## BEGIN Available data

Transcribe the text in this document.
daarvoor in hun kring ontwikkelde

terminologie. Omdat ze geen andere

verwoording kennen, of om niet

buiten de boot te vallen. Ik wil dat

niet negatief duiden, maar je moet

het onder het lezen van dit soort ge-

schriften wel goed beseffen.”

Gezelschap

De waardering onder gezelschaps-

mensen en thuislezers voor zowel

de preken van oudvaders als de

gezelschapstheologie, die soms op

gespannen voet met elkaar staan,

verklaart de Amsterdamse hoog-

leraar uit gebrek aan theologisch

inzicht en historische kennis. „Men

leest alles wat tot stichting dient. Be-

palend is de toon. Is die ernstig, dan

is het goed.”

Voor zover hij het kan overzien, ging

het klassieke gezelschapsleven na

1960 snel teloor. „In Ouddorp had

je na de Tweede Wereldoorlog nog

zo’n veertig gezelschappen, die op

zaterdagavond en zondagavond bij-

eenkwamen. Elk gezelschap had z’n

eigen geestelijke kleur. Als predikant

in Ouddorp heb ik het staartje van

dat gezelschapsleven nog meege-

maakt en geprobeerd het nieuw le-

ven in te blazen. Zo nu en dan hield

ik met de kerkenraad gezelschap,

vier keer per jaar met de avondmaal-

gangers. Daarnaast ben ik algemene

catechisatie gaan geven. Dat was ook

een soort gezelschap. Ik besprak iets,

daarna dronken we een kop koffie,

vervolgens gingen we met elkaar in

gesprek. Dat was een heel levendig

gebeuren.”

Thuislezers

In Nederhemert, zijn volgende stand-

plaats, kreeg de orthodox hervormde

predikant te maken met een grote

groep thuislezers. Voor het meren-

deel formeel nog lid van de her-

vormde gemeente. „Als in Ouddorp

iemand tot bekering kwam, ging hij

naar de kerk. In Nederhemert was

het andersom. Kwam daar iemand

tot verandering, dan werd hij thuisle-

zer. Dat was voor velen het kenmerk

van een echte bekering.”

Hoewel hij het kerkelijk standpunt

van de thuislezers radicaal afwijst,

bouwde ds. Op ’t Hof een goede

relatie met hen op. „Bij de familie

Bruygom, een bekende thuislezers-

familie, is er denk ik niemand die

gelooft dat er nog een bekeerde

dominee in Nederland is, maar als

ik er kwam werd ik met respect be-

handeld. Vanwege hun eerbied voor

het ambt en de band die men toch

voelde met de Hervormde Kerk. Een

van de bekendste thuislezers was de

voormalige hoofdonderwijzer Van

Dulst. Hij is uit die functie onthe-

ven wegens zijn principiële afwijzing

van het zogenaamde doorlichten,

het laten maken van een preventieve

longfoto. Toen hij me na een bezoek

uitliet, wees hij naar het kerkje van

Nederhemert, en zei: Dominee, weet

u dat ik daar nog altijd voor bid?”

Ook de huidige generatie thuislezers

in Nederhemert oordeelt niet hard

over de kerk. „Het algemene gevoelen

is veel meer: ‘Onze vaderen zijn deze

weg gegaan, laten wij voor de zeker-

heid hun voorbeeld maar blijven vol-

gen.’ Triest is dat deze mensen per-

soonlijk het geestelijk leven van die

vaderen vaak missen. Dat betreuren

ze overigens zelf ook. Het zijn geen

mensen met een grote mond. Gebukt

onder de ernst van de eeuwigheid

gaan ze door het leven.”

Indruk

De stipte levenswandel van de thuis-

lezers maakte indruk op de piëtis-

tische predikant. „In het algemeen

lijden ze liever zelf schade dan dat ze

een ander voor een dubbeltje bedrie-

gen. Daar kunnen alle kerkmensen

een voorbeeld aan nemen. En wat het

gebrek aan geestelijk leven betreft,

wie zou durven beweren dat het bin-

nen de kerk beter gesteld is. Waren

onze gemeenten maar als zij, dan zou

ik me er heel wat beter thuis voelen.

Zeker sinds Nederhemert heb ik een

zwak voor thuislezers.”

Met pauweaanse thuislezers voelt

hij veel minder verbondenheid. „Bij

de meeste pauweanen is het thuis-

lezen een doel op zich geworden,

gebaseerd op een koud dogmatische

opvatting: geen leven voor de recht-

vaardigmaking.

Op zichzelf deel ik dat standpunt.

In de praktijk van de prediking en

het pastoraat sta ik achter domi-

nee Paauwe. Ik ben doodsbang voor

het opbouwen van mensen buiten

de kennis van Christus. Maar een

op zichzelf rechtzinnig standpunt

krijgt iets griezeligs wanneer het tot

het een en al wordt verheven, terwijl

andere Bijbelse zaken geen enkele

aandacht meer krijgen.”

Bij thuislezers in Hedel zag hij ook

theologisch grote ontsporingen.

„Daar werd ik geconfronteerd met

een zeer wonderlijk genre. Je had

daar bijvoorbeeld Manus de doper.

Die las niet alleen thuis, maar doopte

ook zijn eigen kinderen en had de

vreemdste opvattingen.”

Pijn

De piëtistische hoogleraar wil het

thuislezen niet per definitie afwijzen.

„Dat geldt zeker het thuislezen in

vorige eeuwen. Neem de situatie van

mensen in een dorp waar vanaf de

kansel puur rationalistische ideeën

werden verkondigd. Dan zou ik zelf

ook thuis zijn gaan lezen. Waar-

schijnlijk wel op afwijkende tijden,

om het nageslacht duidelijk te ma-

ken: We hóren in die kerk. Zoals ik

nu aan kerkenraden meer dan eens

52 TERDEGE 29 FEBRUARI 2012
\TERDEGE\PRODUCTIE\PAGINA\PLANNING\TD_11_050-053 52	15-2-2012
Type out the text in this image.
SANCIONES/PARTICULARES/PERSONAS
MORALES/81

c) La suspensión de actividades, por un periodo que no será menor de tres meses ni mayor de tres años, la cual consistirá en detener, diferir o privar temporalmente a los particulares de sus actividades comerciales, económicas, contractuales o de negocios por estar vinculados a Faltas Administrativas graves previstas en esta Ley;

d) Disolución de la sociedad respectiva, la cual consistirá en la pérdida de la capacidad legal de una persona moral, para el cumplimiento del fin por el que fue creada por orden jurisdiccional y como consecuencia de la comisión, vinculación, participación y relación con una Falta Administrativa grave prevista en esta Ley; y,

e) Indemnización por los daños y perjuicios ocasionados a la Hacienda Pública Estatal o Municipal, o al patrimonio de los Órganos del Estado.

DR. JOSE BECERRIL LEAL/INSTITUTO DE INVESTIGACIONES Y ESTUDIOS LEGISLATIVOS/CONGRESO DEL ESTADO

## END Available data

From the records above, pull out every line containing the word "zichzelf".

Op zichzelf deel ik dat standpunt.
op zichzelf rechtzinnig standpunt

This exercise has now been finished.